- [Chart and figure data]:
****************************************

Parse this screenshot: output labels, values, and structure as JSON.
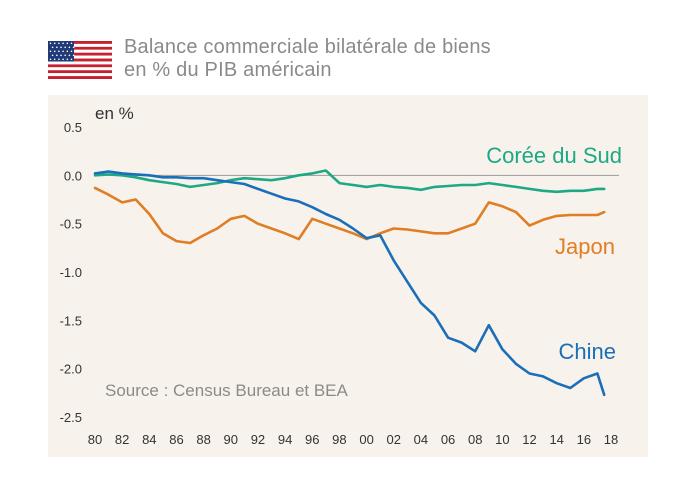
{
  "flag": {
    "icon": "us-flag-icon",
    "red": "#c8202f",
    "blue": "#1f3a76"
  },
  "title": {
    "line1": "Balance commerciale bilatérale de biens",
    "line2": "en % du PIB américain"
  },
  "source": "Source : Census Bureau et BEA",
  "colors": {
    "china": "#1a6fb8",
    "japan": "#e07d25",
    "korea": "#1ea885",
    "zero_line": "#9a9a9a",
    "panel_bg": "#f7f3ec"
  },
  "chart_data": {
    "type": "line",
    "title": "Balance commerciale bilatérale de biens en % du PIB américain",
    "ylabel": "en %",
    "xlabel": "",
    "xlim": [
      1980,
      2018
    ],
    "ylim": [
      -2.5,
      0.5
    ],
    "yticks": [
      0.5,
      0.0,
      -0.5,
      -1.0,
      -1.5,
      -2.0,
      -2.5
    ],
    "ytick_labels": [
      "0.5",
      "0.0",
      "-0.5",
      "-1.0",
      "-1.5",
      "-2.0",
      "-2.5"
    ],
    "xticks": [
      1980,
      1982,
      1984,
      1986,
      1988,
      1990,
      1992,
      1994,
      1996,
      1998,
      2000,
      2002,
      2004,
      2006,
      2008,
      2010,
      2012,
      2014,
      2016,
      2018
    ],
    "xtick_labels": [
      "80",
      "82",
      "84",
      "86",
      "88",
      "90",
      "92",
      "94",
      "96",
      "98",
      "00",
      "02",
      "04",
      "06",
      "08",
      "10",
      "12",
      "14",
      "16",
      "18"
    ],
    "grid": false,
    "series": [
      {
        "name": "Corée du Sud",
        "color": "#1ea885",
        "x": [
          1980,
          1981,
          1982,
          1983,
          1984,
          1985,
          1986,
          1987,
          1988,
          1989,
          1990,
          1991,
          1992,
          1993,
          1994,
          1995,
          1996,
          1997,
          1998,
          1999,
          2000,
          2001,
          2002,
          2003,
          2004,
          2005,
          2006,
          2007,
          2008,
          2009,
          2010,
          2011,
          2012,
          2013,
          2014,
          2015,
          2016,
          2017,
          2017.5
        ],
        "y": [
          0.0,
          0.01,
          0.0,
          -0.02,
          -0.05,
          -0.07,
          -0.09,
          -0.12,
          -0.1,
          -0.08,
          -0.05,
          -0.03,
          -0.04,
          -0.05,
          -0.03,
          0.0,
          0.02,
          0.05,
          -0.08,
          -0.1,
          -0.12,
          -0.1,
          -0.12,
          -0.13,
          -0.15,
          -0.12,
          -0.11,
          -0.1,
          -0.1,
          -0.08,
          -0.1,
          -0.12,
          -0.14,
          -0.16,
          -0.17,
          -0.16,
          -0.16,
          -0.14,
          -0.14
        ]
      },
      {
        "name": "Japon",
        "color": "#e07d25",
        "x": [
          1980,
          1981,
          1982,
          1983,
          1984,
          1985,
          1986,
          1987,
          1988,
          1989,
          1990,
          1991,
          1992,
          1993,
          1994,
          1995,
          1996,
          1997,
          1998,
          1999,
          2000,
          2001,
          2002,
          2003,
          2004,
          2005,
          2006,
          2007,
          2008,
          2009,
          2010,
          2011,
          2012,
          2013,
          2014,
          2015,
          2016,
          2017,
          2017.5
        ],
        "y": [
          -0.13,
          -0.2,
          -0.28,
          -0.25,
          -0.4,
          -0.6,
          -0.68,
          -0.7,
          -0.62,
          -0.55,
          -0.45,
          -0.42,
          -0.5,
          -0.55,
          -0.6,
          -0.66,
          -0.45,
          -0.5,
          -0.55,
          -0.6,
          -0.66,
          -0.6,
          -0.55,
          -0.56,
          -0.58,
          -0.6,
          -0.6,
          -0.55,
          -0.5,
          -0.28,
          -0.32,
          -0.38,
          -0.52,
          -0.46,
          -0.42,
          -0.41,
          -0.41,
          -0.41,
          -0.38
        ]
      },
      {
        "name": "Chine",
        "color": "#1a6fb8",
        "x": [
          1980,
          1981,
          1982,
          1983,
          1984,
          1985,
          1986,
          1987,
          1988,
          1989,
          1990,
          1991,
          1992,
          1993,
          1994,
          1995,
          1996,
          1997,
          1998,
          1999,
          2000,
          2001,
          2002,
          2003,
          2004,
          2005,
          2006,
          2007,
          2008,
          2009,
          2010,
          2011,
          2012,
          2013,
          2014,
          2015,
          2016,
          2017,
          2017.5
        ],
        "y": [
          0.02,
          0.04,
          0.02,
          0.01,
          0.0,
          -0.02,
          -0.02,
          -0.03,
          -0.03,
          -0.05,
          -0.07,
          -0.09,
          -0.14,
          -0.19,
          -0.24,
          -0.27,
          -0.33,
          -0.4,
          -0.46,
          -0.55,
          -0.65,
          -0.62,
          -0.88,
          -1.1,
          -1.32,
          -1.45,
          -1.68,
          -1.73,
          -1.82,
          -1.55,
          -1.8,
          -1.95,
          -2.05,
          -2.08,
          -2.15,
          -2.2,
          -2.1,
          -2.05,
          -2.27
        ]
      }
    ],
    "annotations": [
      "Source : Census Bureau et BEA"
    ]
  }
}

****************************************

- [Task objective]: All of the entries above should be duplicated exactly, except for the pictures.

- [Reply]:
Parse this screenshot: output labels, values, and structure as JSON.
{
  "flag": {
    "icon": "us-flag-icon",
    "red": "#c8202f",
    "blue": "#1f3a76"
  },
  "title": {
    "line1": "Balance commerciale bilatérale de biens",
    "line2": "en % du PIB américain"
  },
  "source": "Source : Census Bureau et BEA",
  "colors": {
    "china": "#1a6fb8",
    "japan": "#e07d25",
    "korea": "#1ea885",
    "zero_line": "#9a9a9a",
    "panel_bg": "#f7f3ec"
  },
  "chart_data": {
    "type": "line",
    "title": "Balance commerciale bilatérale de biens en % du PIB américain",
    "ylabel": "en %",
    "xlabel": "",
    "xlim": [
      1980,
      2018
    ],
    "ylim": [
      -2.5,
      0.5
    ],
    "yticks": [
      0.5,
      0.0,
      -0.5,
      -1.0,
      -1.5,
      -2.0,
      -2.5
    ],
    "ytick_labels": [
      "0.5",
      "0.0",
      "-0.5",
      "-1.0",
      "-1.5",
      "-2.0",
      "-2.5"
    ],
    "xticks": [
      1980,
      1982,
      1984,
      1986,
      1988,
      1990,
      1992,
      1994,
      1996,
      1998,
      2000,
      2002,
      2004,
      2006,
      2008,
      2010,
      2012,
      2014,
      2016,
      2018
    ],
    "xtick_labels": [
      "80",
      "82",
      "84",
      "86",
      "88",
      "90",
      "92",
      "94",
      "96",
      "98",
      "00",
      "02",
      "04",
      "06",
      "08",
      "10",
      "12",
      "14",
      "16",
      "18"
    ],
    "grid": false,
    "series": [
      {
        "name": "Corée du Sud",
        "color": "#1ea885",
        "x": [
          1980,
          1981,
          1982,
          1983,
          1984,
          1985,
          1986,
          1987,
          1988,
          1989,
          1990,
          1991,
          1992,
          1993,
          1994,
          1995,
          1996,
          1997,
          1998,
          1999,
          2000,
          2001,
          2002,
          2003,
          2004,
          2005,
          2006,
          2007,
          2008,
          2009,
          2010,
          2011,
          2012,
          2013,
          2014,
          2015,
          2016,
          2017,
          2017.5
        ],
        "y": [
          0.0,
          0.01,
          0.0,
          -0.02,
          -0.05,
          -0.07,
          -0.09,
          -0.12,
          -0.1,
          -0.08,
          -0.05,
          -0.03,
          -0.04,
          -0.05,
          -0.03,
          0.0,
          0.02,
          0.05,
          -0.08,
          -0.1,
          -0.12,
          -0.1,
          -0.12,
          -0.13,
          -0.15,
          -0.12,
          -0.11,
          -0.1,
          -0.1,
          -0.08,
          -0.1,
          -0.12,
          -0.14,
          -0.16,
          -0.17,
          -0.16,
          -0.16,
          -0.14,
          -0.14
        ]
      },
      {
        "name": "Japon",
        "color": "#e07d25",
        "x": [
          1980,
          1981,
          1982,
          1983,
          1984,
          1985,
          1986,
          1987,
          1988,
          1989,
          1990,
          1991,
          1992,
          1993,
          1994,
          1995,
          1996,
          1997,
          1998,
          1999,
          2000,
          2001,
          2002,
          2003,
          2004,
          2005,
          2006,
          2007,
          2008,
          2009,
          2010,
          2011,
          2012,
          2013,
          2014,
          2015,
          2016,
          2017,
          2017.5
        ],
        "y": [
          -0.13,
          -0.2,
          -0.28,
          -0.25,
          -0.4,
          -0.6,
          -0.68,
          -0.7,
          -0.62,
          -0.55,
          -0.45,
          -0.42,
          -0.5,
          -0.55,
          -0.6,
          -0.66,
          -0.45,
          -0.5,
          -0.55,
          -0.6,
          -0.66,
          -0.6,
          -0.55,
          -0.56,
          -0.58,
          -0.6,
          -0.6,
          -0.55,
          -0.5,
          -0.28,
          -0.32,
          -0.38,
          -0.52,
          -0.46,
          -0.42,
          -0.41,
          -0.41,
          -0.41,
          -0.38
        ]
      },
      {
        "name": "Chine",
        "color": "#1a6fb8",
        "x": [
          1980,
          1981,
          1982,
          1983,
          1984,
          1985,
          1986,
          1987,
          1988,
          1989,
          1990,
          1991,
          1992,
          1993,
          1994,
          1995,
          1996,
          1997,
          1998,
          1999,
          2000,
          2001,
          2002,
          2003,
          2004,
          2005,
          2006,
          2007,
          2008,
          2009,
          2010,
          2011,
          2012,
          2013,
          2014,
          2015,
          2016,
          2017,
          2017.5
        ],
        "y": [
          0.02,
          0.04,
          0.02,
          0.01,
          0.0,
          -0.02,
          -0.02,
          -0.03,
          -0.03,
          -0.05,
          -0.07,
          -0.09,
          -0.14,
          -0.19,
          -0.24,
          -0.27,
          -0.33,
          -0.4,
          -0.46,
          -0.55,
          -0.65,
          -0.62,
          -0.88,
          -1.1,
          -1.32,
          -1.45,
          -1.68,
          -1.73,
          -1.82,
          -1.55,
          -1.8,
          -1.95,
          -2.05,
          -2.08,
          -2.15,
          -2.2,
          -2.1,
          -2.05,
          -2.27
        ]
      }
    ],
    "annotations": [
      "Source : Census Bureau et BEA"
    ]
  }
}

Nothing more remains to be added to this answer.